--- start of Data for this exercise ---

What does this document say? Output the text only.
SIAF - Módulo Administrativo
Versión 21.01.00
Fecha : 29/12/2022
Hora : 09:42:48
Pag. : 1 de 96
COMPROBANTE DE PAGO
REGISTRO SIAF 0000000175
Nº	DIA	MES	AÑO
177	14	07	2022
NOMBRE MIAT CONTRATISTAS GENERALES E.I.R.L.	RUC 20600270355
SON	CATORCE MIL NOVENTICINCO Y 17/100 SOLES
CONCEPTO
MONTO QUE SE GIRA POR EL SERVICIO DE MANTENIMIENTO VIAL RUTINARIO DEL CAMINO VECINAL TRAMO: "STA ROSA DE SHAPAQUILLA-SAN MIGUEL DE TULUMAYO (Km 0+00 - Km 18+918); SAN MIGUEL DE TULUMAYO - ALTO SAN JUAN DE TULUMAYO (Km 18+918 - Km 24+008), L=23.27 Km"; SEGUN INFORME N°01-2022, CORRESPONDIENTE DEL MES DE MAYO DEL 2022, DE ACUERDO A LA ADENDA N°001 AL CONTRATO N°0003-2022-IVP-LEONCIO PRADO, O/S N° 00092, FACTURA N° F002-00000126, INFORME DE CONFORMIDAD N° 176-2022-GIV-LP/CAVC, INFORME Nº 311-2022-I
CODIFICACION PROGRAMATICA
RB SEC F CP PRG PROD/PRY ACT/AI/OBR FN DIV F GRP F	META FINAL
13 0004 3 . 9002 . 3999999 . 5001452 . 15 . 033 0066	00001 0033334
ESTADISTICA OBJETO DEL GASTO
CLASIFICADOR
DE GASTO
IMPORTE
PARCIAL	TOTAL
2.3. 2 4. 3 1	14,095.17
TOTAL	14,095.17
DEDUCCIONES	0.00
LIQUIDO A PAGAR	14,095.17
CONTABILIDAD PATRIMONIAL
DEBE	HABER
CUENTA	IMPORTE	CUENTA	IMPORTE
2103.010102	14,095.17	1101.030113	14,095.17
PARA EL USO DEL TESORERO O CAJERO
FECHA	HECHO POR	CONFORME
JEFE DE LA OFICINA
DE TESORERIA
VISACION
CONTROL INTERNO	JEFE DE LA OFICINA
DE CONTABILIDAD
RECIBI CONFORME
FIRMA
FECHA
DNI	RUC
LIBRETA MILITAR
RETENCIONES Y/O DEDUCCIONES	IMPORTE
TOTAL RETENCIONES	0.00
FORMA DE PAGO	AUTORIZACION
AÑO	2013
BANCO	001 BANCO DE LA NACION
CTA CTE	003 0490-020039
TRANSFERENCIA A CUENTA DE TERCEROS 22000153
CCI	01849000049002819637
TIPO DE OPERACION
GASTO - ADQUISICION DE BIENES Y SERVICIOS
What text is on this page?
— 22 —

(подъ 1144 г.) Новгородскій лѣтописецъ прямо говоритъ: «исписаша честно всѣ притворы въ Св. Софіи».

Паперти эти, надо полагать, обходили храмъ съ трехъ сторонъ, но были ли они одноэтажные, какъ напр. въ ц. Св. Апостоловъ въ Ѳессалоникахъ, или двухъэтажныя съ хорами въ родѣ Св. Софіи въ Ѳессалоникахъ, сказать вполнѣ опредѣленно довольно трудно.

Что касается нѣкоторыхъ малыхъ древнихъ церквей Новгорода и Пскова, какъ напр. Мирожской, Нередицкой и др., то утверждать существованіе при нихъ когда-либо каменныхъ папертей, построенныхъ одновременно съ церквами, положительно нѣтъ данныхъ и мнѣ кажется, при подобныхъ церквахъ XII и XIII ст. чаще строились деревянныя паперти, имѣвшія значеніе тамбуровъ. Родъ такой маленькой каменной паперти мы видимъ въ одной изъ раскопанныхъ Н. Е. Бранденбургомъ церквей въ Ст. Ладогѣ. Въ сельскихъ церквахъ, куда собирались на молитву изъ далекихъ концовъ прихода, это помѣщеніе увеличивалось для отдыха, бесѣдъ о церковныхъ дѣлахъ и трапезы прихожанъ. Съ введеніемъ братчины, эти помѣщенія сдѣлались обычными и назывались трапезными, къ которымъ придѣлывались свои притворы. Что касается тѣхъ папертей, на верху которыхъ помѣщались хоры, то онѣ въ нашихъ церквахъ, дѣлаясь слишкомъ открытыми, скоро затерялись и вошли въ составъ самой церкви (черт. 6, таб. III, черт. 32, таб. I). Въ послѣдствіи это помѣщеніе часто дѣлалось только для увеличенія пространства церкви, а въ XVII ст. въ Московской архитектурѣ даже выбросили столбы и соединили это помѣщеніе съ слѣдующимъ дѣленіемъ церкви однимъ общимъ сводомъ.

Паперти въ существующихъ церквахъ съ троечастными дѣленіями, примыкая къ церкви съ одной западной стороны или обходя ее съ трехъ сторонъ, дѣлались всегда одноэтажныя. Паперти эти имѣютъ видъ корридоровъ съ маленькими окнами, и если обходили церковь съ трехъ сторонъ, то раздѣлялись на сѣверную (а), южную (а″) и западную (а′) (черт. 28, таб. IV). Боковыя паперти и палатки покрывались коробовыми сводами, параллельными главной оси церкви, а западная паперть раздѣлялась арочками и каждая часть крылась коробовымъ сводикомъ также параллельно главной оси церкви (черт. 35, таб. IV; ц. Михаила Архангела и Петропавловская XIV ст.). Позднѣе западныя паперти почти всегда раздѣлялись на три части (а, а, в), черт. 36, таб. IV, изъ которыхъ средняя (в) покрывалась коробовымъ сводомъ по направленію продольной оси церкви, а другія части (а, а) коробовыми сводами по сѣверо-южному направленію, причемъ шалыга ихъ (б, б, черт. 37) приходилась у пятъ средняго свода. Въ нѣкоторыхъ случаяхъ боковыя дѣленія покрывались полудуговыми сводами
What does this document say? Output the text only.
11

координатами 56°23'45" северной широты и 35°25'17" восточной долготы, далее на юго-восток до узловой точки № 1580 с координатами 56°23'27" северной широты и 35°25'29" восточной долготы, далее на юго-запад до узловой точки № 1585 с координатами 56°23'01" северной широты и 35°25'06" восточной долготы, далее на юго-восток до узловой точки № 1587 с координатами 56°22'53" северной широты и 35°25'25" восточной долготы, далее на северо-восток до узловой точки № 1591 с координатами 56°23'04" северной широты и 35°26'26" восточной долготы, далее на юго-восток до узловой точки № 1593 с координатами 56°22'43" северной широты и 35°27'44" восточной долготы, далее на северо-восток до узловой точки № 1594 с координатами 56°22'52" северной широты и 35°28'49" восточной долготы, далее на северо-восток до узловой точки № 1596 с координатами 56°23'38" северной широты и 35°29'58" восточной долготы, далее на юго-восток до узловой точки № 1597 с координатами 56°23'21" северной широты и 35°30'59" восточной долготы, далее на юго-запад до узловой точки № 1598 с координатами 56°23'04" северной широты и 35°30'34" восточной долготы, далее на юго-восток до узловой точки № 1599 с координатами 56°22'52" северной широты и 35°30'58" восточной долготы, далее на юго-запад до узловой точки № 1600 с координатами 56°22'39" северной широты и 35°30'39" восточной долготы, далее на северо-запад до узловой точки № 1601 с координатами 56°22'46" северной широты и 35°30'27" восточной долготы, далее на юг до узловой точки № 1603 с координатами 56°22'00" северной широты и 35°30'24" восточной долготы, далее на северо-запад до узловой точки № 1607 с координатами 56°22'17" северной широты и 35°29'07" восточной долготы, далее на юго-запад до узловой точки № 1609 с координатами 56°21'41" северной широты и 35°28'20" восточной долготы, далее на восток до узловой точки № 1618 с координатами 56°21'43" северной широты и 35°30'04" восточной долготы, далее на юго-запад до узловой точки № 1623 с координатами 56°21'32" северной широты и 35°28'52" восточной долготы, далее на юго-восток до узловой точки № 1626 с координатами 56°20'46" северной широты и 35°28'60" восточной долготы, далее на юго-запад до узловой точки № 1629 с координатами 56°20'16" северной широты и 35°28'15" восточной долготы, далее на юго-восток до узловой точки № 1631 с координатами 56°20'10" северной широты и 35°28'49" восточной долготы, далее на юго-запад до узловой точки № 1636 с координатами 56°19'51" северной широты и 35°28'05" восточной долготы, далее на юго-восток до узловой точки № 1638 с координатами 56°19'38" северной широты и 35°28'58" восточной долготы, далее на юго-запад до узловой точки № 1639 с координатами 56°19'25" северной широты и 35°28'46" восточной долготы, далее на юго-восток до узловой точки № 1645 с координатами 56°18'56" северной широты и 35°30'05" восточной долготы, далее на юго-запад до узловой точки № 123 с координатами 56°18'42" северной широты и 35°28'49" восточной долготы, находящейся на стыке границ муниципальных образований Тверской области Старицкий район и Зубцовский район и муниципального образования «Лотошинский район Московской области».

--- end of Data for this exercise ---

» Problem:
Look through the entries and return every line where "OFICINA" appears.

» The result:
JEFE DE LA OFICINA
CONTROL INTERNO	JEFE DE LA OFICINA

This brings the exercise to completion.